— start of Input rows —

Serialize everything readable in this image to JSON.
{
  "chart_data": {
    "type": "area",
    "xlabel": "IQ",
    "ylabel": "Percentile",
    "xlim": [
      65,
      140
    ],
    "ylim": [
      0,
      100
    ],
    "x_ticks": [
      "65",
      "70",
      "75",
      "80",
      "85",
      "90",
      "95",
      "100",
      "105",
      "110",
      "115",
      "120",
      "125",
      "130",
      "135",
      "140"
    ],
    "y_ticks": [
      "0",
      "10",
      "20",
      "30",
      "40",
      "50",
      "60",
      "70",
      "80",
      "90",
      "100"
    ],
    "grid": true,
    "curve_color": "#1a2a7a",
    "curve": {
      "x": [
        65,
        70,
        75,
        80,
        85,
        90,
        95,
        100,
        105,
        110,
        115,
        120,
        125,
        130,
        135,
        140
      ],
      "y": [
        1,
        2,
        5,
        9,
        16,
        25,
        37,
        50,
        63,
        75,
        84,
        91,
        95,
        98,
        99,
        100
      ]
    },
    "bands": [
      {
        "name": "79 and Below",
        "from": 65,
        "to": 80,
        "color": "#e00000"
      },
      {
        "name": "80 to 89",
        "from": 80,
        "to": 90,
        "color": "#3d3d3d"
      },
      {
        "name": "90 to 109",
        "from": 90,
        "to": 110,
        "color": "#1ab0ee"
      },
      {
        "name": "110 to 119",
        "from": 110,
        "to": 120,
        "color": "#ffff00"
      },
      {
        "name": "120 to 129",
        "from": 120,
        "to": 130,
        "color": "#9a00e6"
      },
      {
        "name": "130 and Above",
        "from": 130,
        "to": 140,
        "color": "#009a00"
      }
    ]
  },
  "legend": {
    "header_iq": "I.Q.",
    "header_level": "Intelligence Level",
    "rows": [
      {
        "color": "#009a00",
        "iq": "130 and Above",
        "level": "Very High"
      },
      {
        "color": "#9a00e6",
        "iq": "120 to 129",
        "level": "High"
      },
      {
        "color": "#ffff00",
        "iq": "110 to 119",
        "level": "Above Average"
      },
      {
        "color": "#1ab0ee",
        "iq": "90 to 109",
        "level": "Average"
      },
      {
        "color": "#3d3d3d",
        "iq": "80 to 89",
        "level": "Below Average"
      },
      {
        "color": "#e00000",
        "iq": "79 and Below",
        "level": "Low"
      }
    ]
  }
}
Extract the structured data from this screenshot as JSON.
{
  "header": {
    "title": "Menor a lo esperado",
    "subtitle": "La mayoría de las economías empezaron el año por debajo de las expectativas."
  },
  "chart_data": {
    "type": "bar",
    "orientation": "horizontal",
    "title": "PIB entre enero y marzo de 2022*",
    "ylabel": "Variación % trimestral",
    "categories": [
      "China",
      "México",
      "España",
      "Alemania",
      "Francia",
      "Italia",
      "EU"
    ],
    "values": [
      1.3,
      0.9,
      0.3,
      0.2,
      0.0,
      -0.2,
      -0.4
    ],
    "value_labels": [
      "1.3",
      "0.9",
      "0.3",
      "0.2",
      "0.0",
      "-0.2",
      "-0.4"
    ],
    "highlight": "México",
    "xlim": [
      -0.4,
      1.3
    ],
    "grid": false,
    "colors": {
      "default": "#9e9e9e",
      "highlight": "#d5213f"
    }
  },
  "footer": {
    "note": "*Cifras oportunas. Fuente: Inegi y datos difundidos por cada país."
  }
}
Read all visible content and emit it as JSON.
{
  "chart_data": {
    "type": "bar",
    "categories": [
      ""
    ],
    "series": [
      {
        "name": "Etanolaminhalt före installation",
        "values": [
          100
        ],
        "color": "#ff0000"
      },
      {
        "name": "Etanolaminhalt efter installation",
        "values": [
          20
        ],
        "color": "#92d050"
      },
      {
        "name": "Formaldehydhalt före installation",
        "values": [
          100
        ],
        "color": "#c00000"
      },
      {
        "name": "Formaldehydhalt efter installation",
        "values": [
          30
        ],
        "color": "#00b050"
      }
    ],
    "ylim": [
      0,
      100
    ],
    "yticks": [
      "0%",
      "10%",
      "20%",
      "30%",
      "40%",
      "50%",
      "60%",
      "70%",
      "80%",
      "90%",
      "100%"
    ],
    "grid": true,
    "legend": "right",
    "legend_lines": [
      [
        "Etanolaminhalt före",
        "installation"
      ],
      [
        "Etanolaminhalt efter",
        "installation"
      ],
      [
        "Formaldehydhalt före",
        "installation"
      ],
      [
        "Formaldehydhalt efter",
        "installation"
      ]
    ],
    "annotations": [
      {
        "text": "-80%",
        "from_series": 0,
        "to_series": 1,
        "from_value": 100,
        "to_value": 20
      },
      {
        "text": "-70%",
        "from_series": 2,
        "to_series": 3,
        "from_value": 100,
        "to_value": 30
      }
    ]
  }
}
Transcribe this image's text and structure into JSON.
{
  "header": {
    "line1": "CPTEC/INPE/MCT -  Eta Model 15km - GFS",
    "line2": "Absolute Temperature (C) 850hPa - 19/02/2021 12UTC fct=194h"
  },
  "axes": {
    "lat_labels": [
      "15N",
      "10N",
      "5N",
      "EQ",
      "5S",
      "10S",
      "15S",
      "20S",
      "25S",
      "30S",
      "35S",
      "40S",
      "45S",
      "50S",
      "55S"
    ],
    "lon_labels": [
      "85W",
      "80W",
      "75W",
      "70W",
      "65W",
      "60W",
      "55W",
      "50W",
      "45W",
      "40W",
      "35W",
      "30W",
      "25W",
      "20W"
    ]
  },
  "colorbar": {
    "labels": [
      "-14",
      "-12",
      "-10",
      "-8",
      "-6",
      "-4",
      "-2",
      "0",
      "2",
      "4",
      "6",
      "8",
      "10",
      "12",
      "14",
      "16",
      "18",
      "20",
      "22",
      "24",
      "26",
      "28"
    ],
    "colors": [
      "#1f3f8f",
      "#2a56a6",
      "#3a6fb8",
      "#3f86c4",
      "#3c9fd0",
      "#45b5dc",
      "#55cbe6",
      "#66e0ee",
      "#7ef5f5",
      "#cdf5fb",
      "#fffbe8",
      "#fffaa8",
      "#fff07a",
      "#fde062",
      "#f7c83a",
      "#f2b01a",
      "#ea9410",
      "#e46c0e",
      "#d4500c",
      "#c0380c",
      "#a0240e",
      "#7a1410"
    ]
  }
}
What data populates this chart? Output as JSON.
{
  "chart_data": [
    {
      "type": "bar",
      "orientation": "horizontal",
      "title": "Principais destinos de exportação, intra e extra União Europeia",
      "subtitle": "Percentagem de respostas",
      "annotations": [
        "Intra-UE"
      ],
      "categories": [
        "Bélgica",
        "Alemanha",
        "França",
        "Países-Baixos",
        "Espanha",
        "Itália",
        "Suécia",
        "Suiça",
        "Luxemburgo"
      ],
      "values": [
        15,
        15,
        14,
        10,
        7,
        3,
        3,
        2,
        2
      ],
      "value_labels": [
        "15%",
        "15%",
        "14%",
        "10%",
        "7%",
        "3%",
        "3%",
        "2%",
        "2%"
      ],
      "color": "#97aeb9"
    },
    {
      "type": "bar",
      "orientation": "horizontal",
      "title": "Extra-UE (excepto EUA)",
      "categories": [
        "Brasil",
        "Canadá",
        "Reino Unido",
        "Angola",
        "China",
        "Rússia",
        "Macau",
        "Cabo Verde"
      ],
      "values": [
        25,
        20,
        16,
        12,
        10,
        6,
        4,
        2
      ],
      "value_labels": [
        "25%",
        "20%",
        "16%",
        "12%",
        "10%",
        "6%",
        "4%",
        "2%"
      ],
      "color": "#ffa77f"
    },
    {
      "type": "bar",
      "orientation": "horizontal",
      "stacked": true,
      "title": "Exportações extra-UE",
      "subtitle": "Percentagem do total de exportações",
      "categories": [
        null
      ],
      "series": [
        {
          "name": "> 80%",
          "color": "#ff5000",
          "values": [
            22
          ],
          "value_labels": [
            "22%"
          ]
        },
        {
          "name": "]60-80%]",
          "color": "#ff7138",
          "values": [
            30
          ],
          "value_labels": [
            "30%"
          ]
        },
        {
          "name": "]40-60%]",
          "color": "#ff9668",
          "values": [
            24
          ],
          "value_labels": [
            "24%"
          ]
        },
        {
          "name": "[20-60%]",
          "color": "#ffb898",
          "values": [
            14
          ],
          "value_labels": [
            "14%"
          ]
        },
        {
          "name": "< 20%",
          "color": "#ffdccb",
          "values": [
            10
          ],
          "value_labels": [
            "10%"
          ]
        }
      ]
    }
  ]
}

— end of Input rows —

→ Written instruction
Select all lines with the word "text" from the entries above.

→ Result of the task
        "text": "-80%",
        "text": "-70%",
Transcribe this image's text and structure into JSON.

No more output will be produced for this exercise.